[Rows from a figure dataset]

======

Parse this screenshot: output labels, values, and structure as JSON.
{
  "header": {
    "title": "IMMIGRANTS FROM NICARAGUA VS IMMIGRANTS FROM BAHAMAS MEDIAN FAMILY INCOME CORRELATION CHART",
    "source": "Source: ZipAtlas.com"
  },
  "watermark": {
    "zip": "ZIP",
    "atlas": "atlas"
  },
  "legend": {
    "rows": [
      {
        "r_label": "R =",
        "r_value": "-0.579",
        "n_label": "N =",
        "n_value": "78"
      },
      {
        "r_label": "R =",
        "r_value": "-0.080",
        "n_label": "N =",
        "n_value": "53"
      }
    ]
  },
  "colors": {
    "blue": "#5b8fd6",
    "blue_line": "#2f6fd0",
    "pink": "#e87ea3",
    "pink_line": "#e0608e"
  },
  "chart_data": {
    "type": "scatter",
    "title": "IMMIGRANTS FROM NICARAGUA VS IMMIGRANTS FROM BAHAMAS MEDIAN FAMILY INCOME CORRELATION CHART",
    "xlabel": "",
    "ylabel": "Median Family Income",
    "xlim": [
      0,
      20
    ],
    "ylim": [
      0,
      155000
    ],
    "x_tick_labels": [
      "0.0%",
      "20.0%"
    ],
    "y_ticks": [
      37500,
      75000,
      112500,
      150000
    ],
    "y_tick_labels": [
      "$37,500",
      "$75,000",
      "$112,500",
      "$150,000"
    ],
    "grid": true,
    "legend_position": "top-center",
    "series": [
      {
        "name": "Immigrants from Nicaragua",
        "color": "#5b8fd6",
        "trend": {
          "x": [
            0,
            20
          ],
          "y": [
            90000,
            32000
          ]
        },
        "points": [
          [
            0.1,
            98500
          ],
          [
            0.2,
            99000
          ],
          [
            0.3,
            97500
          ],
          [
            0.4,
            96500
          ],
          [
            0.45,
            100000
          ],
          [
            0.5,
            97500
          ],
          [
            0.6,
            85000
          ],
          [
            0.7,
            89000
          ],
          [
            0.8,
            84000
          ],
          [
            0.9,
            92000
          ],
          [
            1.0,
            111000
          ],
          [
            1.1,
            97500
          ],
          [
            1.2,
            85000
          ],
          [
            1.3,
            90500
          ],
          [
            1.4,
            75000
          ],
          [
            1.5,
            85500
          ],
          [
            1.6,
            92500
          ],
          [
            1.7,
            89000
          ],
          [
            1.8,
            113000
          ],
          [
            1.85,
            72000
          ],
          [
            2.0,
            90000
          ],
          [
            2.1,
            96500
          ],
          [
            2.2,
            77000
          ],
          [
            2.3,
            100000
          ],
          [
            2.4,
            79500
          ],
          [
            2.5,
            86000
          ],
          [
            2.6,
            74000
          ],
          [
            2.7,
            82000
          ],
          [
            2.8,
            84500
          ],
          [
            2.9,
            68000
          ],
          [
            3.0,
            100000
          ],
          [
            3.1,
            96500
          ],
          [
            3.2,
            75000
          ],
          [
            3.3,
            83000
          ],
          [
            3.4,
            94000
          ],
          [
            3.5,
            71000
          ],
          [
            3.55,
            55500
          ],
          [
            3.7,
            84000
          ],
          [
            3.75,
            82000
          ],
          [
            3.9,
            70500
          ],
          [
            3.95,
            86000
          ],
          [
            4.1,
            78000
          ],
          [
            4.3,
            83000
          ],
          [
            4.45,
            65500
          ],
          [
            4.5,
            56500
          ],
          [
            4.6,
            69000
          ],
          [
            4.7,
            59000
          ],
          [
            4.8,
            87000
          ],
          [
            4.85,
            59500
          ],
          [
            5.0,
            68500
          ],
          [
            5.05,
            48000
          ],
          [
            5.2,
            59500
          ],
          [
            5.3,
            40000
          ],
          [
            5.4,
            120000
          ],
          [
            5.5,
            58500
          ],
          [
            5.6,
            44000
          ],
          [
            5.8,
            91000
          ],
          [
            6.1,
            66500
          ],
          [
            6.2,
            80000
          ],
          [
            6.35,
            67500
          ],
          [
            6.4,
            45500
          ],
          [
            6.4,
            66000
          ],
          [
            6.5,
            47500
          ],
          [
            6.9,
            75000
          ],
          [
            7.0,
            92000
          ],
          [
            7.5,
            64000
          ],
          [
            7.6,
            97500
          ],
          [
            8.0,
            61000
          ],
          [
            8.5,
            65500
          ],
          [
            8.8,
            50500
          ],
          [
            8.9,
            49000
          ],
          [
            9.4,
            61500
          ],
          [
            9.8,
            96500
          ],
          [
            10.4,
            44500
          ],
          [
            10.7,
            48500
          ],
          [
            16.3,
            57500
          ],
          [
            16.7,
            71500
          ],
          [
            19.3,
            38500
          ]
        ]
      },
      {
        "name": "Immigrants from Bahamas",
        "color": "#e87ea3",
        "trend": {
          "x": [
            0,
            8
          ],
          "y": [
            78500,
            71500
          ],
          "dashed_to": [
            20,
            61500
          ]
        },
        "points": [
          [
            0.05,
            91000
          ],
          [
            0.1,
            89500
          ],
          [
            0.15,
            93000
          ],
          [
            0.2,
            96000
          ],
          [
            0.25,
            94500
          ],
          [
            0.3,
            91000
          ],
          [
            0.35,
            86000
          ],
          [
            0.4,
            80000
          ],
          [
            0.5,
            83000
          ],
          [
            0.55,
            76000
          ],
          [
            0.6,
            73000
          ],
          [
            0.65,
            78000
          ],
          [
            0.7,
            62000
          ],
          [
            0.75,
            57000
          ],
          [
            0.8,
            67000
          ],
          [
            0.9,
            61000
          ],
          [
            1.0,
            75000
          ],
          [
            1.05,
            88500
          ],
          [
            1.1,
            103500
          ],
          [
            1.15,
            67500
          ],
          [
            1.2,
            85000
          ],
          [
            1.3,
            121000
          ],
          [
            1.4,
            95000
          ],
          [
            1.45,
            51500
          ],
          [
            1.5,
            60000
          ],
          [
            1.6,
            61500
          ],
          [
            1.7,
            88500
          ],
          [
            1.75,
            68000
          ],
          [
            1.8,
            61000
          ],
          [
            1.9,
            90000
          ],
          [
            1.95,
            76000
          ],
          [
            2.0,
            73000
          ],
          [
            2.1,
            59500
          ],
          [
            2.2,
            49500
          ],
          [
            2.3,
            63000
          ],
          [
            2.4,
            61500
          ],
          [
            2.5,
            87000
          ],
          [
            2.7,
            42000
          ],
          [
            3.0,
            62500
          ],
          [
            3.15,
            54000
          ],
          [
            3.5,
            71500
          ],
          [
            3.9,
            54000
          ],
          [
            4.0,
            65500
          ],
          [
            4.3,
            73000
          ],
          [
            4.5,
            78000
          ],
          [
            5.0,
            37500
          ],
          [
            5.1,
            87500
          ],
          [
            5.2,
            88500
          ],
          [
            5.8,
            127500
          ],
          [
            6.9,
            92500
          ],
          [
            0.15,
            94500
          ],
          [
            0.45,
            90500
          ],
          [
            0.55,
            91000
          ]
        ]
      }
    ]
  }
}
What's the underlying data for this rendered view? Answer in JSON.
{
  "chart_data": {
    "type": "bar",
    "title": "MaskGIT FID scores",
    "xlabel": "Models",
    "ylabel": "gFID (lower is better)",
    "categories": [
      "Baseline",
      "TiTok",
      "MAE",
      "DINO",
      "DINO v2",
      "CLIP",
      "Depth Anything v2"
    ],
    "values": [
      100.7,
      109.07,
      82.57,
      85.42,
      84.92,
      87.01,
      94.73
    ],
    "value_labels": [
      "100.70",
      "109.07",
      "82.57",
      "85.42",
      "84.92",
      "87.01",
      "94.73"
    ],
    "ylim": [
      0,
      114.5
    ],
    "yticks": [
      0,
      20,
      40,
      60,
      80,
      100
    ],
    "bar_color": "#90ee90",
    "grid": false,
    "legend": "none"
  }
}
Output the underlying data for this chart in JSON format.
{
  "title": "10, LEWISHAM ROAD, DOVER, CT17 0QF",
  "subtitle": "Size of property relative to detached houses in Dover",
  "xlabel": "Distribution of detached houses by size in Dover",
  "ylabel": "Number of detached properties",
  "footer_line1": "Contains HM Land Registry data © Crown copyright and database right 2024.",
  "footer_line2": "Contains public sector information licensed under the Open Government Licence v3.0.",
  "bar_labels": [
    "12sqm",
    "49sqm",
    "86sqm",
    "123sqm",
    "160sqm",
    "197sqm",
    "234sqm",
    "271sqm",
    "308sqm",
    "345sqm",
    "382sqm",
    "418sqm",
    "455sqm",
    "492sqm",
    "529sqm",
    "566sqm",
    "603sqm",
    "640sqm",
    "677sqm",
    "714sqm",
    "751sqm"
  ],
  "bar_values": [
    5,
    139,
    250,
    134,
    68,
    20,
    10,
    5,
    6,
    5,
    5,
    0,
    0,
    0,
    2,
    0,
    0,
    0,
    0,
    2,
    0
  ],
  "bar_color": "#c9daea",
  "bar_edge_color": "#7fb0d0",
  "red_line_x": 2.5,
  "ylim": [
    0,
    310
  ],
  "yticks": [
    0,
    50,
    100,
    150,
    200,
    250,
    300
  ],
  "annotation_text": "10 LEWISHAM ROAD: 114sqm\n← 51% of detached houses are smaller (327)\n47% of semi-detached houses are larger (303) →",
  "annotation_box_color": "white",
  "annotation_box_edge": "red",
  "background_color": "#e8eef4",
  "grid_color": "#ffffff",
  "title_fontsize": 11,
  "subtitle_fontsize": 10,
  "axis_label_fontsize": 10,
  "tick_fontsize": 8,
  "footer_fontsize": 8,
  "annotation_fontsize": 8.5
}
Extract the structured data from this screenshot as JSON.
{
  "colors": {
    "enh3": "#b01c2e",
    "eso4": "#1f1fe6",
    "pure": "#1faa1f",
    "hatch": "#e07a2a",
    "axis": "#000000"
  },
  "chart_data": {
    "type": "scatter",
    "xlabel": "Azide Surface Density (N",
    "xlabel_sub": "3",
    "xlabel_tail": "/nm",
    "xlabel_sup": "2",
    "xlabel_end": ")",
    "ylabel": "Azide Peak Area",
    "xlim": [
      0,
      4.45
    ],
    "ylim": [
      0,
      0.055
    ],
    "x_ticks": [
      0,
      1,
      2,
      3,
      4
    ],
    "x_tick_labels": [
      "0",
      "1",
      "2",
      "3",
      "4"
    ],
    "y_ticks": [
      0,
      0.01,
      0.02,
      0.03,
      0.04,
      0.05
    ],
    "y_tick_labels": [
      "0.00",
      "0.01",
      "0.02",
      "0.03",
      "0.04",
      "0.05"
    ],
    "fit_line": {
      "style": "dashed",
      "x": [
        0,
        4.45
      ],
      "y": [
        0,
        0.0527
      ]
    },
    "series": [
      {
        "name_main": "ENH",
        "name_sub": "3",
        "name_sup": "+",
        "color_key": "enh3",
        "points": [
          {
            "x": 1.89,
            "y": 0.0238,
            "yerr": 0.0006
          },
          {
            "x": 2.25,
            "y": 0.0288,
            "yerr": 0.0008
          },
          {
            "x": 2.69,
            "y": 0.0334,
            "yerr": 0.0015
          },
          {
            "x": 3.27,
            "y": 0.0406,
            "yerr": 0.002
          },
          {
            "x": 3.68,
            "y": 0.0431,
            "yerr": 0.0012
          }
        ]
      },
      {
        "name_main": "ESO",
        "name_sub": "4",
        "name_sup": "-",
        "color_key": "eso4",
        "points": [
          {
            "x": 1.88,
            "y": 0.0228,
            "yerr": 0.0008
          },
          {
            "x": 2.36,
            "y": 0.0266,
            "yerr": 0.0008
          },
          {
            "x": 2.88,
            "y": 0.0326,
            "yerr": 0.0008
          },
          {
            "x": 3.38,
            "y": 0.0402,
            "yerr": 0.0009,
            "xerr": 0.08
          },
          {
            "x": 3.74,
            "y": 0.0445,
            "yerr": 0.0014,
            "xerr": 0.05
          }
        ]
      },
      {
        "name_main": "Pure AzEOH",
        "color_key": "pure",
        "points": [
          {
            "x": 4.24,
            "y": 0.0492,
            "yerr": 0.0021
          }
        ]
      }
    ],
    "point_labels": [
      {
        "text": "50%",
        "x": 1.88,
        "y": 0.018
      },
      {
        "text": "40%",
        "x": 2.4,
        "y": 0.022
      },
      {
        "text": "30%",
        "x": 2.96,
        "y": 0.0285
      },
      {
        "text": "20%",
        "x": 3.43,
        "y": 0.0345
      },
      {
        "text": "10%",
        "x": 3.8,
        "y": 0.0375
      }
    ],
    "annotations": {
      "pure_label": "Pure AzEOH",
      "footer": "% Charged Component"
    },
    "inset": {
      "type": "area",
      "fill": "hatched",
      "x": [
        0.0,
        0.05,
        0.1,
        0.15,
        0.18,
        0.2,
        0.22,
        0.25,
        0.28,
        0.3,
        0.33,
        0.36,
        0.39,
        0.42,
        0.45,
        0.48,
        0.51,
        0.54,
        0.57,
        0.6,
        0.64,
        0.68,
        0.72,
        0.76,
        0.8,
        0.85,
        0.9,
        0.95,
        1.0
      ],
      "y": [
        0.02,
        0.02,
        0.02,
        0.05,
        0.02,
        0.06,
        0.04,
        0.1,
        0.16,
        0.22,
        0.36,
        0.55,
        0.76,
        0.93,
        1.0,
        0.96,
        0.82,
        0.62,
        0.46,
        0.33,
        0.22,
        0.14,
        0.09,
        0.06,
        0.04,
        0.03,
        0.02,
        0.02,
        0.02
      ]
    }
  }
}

======

__Set task__
All lines of the data above that include the word "ylabel" must be shown.

__Solution__
    "ylabel": "Median Family Income",
    "ylabel": "gFID (lower is better)",
  "ylabel": "Number of detached properties",
    "ylabel": "Azide Peak Area",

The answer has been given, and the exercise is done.